Material provided:
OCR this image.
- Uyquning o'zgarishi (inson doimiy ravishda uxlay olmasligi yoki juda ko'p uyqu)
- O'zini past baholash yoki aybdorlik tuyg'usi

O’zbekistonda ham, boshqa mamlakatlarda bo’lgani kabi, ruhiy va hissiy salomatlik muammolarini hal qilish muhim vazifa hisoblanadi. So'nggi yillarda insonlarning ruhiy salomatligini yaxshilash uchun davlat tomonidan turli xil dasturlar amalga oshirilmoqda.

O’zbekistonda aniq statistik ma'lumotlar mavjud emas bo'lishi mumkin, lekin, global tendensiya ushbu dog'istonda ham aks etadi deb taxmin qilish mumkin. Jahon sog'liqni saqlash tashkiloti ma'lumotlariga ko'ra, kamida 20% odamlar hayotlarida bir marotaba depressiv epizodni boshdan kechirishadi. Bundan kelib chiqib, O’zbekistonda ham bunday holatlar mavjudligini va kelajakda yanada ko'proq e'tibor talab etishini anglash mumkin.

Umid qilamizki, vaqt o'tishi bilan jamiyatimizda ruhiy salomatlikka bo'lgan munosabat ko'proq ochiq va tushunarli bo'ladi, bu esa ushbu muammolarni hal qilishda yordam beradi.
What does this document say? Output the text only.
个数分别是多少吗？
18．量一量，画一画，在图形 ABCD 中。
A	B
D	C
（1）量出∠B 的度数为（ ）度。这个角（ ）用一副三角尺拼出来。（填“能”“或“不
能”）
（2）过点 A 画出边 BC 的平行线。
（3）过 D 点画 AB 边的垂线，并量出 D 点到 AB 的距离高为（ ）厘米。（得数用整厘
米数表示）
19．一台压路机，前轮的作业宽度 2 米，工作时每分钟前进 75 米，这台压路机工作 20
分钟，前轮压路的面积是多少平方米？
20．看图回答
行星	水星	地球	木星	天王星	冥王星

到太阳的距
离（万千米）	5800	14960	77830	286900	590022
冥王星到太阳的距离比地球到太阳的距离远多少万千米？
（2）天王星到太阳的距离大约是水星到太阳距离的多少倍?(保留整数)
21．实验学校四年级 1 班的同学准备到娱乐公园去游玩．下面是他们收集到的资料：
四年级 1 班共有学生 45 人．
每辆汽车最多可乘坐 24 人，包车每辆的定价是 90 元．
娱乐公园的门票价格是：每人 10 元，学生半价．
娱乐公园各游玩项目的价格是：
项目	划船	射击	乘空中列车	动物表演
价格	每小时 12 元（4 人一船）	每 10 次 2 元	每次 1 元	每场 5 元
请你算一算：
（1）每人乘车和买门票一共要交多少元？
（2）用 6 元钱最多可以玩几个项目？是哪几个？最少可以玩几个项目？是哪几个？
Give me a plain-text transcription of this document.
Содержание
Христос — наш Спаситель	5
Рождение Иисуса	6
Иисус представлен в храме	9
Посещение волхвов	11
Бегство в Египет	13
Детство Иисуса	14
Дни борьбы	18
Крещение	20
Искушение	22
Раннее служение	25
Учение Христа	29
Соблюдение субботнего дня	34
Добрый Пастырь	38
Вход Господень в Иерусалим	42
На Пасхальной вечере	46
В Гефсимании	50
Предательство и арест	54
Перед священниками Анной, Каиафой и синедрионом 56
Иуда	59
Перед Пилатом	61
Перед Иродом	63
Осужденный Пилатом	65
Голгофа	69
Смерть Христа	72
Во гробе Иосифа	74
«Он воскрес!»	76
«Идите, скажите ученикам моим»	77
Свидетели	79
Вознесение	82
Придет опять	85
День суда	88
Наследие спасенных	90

Written request: Repeat every record, exactly as written.

Task response:
OCR this image.
- Uyquning o'zgarishi (inson doimiy ravishda uxlay olmasligi yoki juda ko'p uyqu)
- O'zini past baholash yoki aybdorlik tuyg'usi

O’zbekistonda ham, boshqa mamlakatlarda bo’lgani kabi, ruhiy va hissiy salomatlik muammolarini hal qilish muhim vazifa hisoblanadi. So'nggi yillarda insonlarning ruhiy salomatligini yaxshilash uchun davlat tomonidan turli xil dasturlar amalga oshirilmoqda.

O’zbekistonda aniq statistik ma'lumotlar mavjud emas bo'lishi mumkin, lekin, global tendensiya ushbu dog'istonda ham aks etadi deb taxmin qilish mumkin. Jahon sog'liqni saqlash tashkiloti ma'lumotlariga ko'ra, kamida 20% odamlar hayotlarida bir marotaba depressiv epizodni boshdan kechirishadi. Bundan kelib chiqib, O’zbekistonda ham bunday holatlar mavjudligini va kelajakda yanada ko'proq e'tibor talab etishini anglash mumkin.

Umid qilamizki, vaqt o'tishi bilan jamiyatimizda ruhiy salomatlikka bo'lgan munosabat ko'proq ochiq va tushunarli bo'ladi, bu esa ushbu muammolarni hal qilishda yordam beradi.
What does this document say? Output the text only.
个数分别是多少吗？
18．量一量，画一画，在图形 ABCD 中。
A	B
D	C
（1）量出∠B 的度数为（ ）度。这个角（ ）用一副三角尺拼出来。（填“能”“或“不
能”）
（2）过点 A 画出边 BC 的平行线。
（3）过 D 点画 AB 边的垂线，并量出 D 点到 AB 的距离高为（ ）厘米。（得数用整厘
米数表示）
19．一台压路机，前轮的作业宽度 2 米，工作时每分钟前进 75 米，这台压路机工作 20
分钟，前轮压路的面积是多少平方米？
20．看图回答
行星	水星	地球	木星	天王星	冥王星

到太阳的距
离（万千米）	5800	14960	77830	286900	590022
冥王星到太阳的距离比地球到太阳的距离远多少万千米？
（2）天王星到太阳的距离大约是水星到太阳距离的多少倍?(保留整数)
21．实验学校四年级 1 班的同学准备到娱乐公园去游玩．下面是他们收集到的资料：
四年级 1 班共有学生 45 人．
每辆汽车最多可乘坐 24 人，包车每辆的定价是 90 元．
娱乐公园的门票价格是：每人 10 元，学生半价．
娱乐公园各游玩项目的价格是：
项目	划船	射击	乘空中列车	动物表演
价格	每小时 12 元（4 人一船）	每 10 次 2 元	每次 1 元	每场 5 元
请你算一算：
（1）每人乘车和买门票一共要交多少元？
（2）用 6 元钱最多可以玩几个项目？是哪几个？最少可以玩几个项目？是哪几个？
Give me a plain-text transcription of this document.
Содержание
Христос — наш Спаситель	5
Рождение Иисуса	6
Иисус представлен в храме	9
Посещение волхвов	11
Бегство в Египет	13
Детство Иисуса	14
Дни борьбы	18
Крещение	20
Искушение	22
Раннее служение	25
Учение Христа	29
Соблюдение субботнего дня	34
Добрый Пастырь	38
Вход Господень в Иерусалим	42
На Пасхальной вечере	46
В Гефсимании	50
Предательство и арест	54
Перед священниками Анной, Каиафой и синедрионом 56
Иуда	59
Перед Пилатом	61
Перед Иродом	63
Осужденный Пилатом	65
Голгофа	69
Смерть Христа	72
Во гробе Иосифа	74
«Он воскрес!»	76
«Идите, скажите ученикам моим»	77
Свидетели	79
Вознесение	82
Придет опять	85
День суда	88
Наследие спасенных	90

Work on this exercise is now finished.